Work required: Which lines hold the string "haut"? Copy every one of them.

[Dataset items]
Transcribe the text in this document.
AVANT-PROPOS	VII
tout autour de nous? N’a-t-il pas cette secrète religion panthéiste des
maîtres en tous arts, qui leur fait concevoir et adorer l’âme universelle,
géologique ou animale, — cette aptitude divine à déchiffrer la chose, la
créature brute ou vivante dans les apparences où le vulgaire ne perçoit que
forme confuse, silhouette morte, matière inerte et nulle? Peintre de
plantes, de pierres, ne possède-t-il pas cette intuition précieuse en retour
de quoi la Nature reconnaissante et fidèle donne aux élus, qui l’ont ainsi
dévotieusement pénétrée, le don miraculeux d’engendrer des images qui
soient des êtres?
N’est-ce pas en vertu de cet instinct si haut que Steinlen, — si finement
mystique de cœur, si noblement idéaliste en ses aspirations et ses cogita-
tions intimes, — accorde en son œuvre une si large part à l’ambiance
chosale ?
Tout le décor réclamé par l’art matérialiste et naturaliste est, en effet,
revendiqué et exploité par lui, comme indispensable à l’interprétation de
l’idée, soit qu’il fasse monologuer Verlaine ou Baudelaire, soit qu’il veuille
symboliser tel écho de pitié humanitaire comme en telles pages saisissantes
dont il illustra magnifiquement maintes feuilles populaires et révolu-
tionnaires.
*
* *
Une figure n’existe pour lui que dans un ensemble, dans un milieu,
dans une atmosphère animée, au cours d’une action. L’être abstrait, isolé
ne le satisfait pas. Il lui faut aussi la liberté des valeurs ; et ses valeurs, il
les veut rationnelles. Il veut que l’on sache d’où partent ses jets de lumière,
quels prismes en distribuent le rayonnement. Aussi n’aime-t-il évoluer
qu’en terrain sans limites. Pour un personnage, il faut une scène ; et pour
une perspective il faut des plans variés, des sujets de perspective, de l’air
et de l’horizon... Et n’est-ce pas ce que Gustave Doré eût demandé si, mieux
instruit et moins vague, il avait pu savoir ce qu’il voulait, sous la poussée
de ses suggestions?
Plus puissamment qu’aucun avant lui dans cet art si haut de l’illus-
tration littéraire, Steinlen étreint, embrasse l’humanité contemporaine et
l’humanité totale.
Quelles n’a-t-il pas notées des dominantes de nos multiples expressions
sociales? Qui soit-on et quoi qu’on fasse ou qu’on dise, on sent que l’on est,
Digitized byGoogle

==

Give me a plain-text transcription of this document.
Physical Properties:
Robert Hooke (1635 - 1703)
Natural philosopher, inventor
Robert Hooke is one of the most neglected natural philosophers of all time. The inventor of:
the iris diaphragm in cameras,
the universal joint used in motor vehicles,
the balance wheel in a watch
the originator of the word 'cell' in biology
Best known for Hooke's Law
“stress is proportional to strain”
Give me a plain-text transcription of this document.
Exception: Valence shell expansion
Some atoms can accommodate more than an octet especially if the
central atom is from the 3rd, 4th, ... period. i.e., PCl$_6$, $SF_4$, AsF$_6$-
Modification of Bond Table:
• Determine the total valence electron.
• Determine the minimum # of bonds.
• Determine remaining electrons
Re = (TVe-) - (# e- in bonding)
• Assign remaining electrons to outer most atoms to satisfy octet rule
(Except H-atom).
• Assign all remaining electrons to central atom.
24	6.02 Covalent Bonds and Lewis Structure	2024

The reply:
N’est-ce pas en vertu de cet instinct si haut que Steinlen, — si finement
Plus puissamment qu’aucun avant lui dans cet art si haut de l’illus-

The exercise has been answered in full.